Saved data entries
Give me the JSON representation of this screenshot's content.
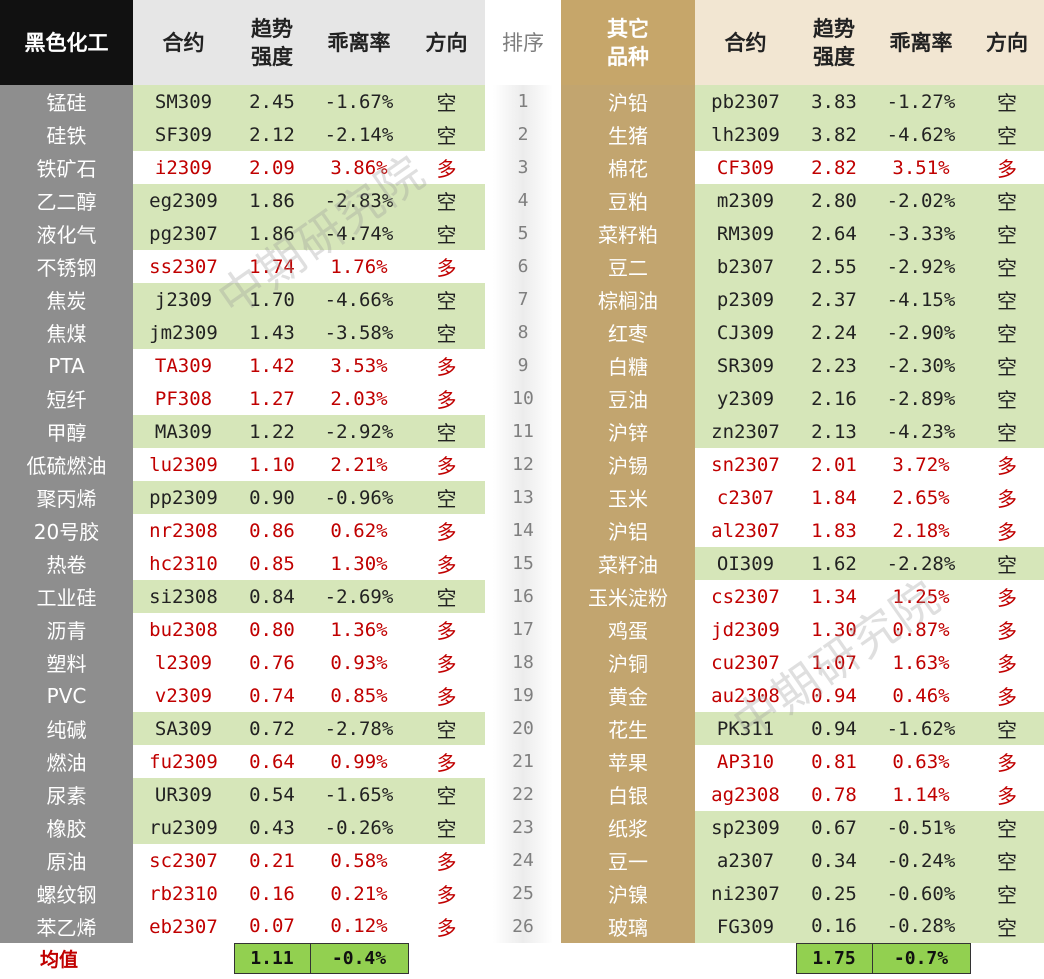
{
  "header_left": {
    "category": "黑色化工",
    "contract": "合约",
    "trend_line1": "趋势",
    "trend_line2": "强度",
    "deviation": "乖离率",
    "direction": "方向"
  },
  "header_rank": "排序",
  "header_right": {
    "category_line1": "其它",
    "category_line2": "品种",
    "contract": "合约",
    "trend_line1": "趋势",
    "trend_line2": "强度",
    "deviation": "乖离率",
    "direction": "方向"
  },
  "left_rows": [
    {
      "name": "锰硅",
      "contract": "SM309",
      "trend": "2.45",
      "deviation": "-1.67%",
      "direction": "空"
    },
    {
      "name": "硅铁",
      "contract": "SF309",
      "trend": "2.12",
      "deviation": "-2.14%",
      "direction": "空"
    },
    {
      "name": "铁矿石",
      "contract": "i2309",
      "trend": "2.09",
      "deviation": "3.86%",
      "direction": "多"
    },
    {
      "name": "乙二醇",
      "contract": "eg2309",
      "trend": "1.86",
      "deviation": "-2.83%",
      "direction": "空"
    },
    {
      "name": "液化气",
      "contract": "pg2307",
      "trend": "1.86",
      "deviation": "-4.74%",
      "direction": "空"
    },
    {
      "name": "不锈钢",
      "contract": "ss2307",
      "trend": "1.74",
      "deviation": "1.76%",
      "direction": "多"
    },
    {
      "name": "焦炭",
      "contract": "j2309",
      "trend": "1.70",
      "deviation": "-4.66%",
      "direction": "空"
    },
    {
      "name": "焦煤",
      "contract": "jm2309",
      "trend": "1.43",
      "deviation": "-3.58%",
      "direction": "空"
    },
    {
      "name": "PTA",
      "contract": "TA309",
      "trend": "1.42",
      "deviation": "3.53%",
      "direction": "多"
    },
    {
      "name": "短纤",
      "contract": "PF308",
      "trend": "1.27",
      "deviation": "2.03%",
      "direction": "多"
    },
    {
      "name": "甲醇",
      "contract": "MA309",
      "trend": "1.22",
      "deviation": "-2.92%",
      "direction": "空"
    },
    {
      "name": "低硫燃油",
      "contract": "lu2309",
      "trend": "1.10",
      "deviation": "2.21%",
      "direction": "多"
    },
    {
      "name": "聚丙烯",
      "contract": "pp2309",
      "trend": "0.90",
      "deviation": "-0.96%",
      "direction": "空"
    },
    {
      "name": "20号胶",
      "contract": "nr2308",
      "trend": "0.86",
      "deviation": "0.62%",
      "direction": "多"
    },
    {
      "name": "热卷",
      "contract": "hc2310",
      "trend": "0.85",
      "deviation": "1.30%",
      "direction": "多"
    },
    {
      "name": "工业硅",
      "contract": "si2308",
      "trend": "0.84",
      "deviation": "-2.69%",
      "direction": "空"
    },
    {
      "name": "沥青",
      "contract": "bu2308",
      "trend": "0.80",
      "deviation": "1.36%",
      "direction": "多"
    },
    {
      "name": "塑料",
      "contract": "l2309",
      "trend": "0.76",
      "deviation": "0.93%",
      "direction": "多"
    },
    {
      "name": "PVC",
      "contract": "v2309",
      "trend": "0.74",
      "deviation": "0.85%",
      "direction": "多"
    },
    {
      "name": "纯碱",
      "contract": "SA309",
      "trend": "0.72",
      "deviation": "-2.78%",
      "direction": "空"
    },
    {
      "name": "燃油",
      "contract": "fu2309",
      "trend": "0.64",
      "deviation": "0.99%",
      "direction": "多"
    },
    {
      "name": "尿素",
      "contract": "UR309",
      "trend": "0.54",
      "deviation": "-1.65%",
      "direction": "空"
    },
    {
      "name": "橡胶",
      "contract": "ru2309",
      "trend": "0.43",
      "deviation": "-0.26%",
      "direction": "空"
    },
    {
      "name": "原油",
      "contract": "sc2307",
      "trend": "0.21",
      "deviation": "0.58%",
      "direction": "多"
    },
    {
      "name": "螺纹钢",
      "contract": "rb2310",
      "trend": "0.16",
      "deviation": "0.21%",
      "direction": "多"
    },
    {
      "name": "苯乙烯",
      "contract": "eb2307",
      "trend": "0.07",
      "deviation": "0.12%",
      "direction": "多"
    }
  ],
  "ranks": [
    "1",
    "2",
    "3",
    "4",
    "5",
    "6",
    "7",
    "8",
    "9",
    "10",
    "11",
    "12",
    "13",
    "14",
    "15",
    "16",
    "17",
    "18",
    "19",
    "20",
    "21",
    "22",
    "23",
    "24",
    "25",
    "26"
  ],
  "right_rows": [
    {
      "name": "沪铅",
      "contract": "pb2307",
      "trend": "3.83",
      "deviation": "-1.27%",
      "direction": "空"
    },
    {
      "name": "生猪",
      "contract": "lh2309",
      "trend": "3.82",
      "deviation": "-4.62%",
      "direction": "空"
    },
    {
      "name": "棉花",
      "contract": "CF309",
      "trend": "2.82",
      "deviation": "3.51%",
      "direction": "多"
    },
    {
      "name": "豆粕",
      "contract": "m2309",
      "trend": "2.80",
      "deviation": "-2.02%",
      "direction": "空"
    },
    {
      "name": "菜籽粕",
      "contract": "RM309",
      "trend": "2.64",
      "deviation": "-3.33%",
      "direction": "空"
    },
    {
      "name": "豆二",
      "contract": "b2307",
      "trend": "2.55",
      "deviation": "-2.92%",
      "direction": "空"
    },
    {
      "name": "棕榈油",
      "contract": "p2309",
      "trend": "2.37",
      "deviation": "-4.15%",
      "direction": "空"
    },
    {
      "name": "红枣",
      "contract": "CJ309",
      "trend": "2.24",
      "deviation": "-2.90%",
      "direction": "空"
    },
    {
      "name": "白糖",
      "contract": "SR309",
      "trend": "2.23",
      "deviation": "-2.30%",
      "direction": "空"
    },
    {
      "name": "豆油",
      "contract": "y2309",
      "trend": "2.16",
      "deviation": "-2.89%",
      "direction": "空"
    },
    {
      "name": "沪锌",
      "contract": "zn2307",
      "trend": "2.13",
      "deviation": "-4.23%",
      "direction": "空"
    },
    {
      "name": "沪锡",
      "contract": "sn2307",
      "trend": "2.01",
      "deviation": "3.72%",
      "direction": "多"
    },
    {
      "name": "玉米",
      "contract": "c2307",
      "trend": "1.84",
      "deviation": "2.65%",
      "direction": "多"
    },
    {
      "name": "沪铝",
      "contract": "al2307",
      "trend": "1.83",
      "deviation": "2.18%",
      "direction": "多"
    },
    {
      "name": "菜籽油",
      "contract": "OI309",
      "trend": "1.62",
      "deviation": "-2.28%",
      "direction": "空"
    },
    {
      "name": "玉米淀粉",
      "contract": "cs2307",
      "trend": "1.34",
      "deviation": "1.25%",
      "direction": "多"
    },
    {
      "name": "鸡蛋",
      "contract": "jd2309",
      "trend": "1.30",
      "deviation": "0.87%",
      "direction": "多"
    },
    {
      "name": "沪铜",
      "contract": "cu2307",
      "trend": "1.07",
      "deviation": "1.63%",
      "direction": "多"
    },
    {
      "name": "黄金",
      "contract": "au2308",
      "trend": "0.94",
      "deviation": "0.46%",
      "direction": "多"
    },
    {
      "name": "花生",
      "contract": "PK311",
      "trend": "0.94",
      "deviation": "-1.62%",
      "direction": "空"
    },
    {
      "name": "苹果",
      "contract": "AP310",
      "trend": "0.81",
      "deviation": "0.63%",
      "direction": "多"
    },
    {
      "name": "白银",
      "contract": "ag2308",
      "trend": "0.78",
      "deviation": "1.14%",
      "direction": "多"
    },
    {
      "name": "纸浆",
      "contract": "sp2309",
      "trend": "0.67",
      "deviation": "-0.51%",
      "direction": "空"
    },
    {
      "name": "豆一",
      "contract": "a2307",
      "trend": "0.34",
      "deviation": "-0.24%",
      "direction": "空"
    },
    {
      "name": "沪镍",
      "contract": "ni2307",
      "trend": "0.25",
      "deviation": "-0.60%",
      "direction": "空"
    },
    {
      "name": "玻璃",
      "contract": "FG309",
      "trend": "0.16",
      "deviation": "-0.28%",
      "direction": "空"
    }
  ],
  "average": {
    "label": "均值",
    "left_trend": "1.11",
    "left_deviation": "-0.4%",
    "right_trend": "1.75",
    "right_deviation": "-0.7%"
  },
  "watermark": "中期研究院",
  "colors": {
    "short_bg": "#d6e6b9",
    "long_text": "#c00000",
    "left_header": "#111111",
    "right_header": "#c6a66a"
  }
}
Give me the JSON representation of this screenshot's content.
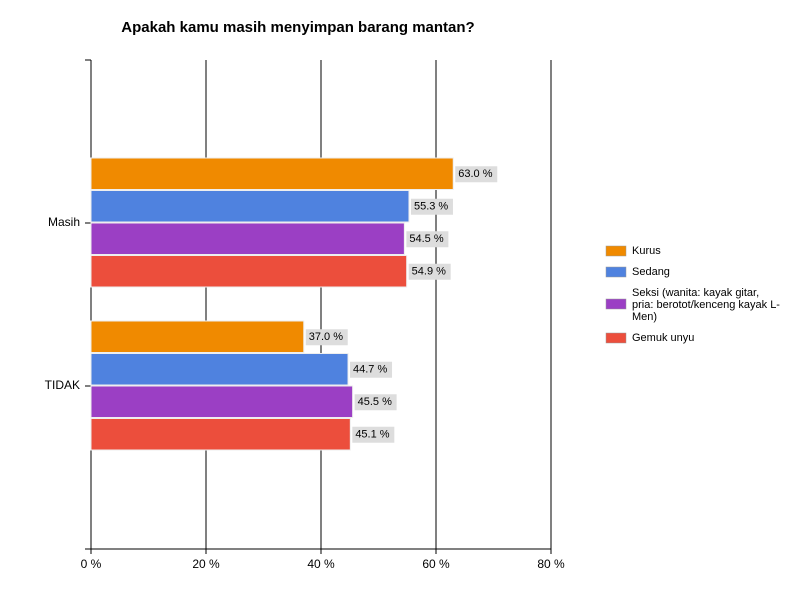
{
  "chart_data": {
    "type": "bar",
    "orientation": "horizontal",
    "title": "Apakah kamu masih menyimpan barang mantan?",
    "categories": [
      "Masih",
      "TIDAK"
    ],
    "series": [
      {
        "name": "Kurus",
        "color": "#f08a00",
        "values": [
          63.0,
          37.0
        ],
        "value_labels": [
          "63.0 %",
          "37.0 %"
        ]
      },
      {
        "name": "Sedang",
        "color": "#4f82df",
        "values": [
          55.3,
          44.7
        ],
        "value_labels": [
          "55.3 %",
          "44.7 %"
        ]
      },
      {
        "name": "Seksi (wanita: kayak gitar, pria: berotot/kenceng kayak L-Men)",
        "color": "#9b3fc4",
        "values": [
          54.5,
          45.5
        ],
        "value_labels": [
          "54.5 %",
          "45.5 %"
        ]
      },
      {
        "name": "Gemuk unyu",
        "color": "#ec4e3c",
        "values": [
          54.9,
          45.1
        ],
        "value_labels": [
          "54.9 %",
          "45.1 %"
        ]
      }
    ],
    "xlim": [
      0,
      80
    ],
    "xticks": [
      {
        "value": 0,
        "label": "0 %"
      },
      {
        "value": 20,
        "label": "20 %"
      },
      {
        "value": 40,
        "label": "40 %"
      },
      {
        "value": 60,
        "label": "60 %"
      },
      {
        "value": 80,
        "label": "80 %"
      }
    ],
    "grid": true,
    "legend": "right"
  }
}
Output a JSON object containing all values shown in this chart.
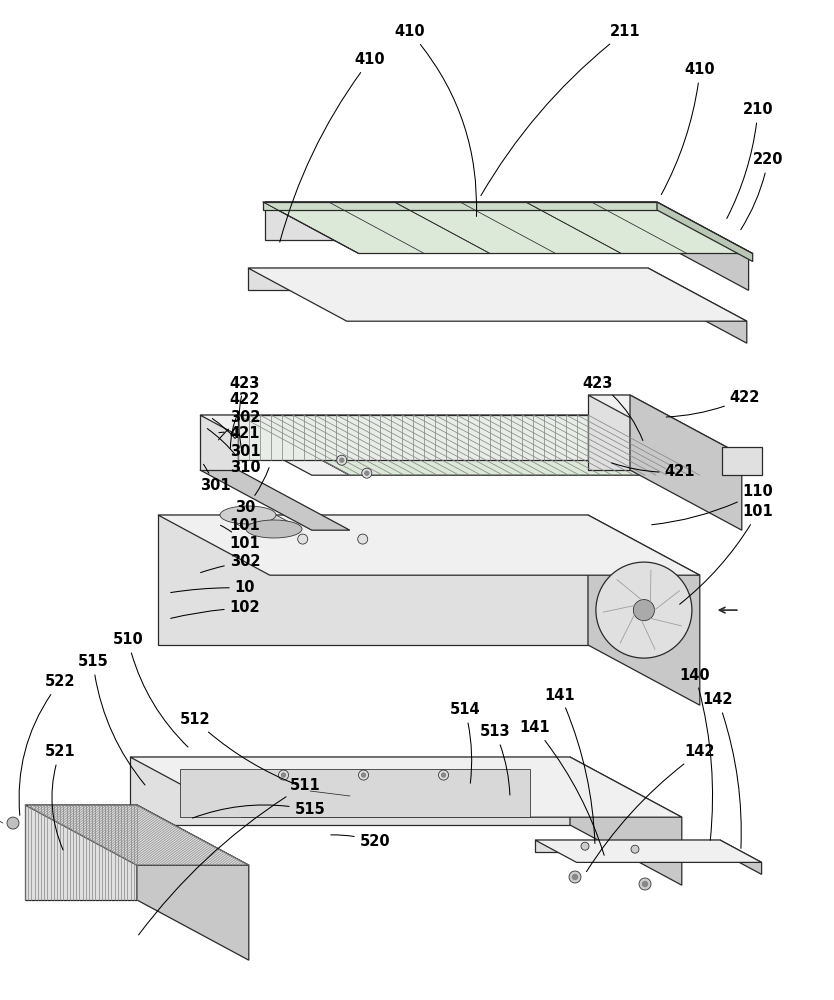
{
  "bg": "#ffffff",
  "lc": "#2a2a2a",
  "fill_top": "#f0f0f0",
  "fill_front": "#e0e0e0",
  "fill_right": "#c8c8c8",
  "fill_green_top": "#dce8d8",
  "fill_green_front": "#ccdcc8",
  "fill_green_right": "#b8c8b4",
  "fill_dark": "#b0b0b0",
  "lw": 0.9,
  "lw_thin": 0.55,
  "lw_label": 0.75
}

▶ **Set problem**
Copy out, unchanged, the span of lines beginning with the one that includes "Output a JSON" and running through the final line of the material above. Leave the pictures out.

▶ **Solution for this exercise**
Output a JSON object containing all values shown in this chart.
{
  "bg": "#ffffff",
  "lc": "#2a2a2a",
  "fill_top": "#f0f0f0",
  "fill_front": "#e0e0e0",
  "fill_right": "#c8c8c8",
  "fill_green_top": "#dce8d8",
  "fill_green_front": "#ccdcc8",
  "fill_green_right": "#b8c8b4",
  "fill_dark": "#b0b0b0",
  "lw": 0.9,
  "lw_thin": 0.55,
  "lw_label": 0.75
}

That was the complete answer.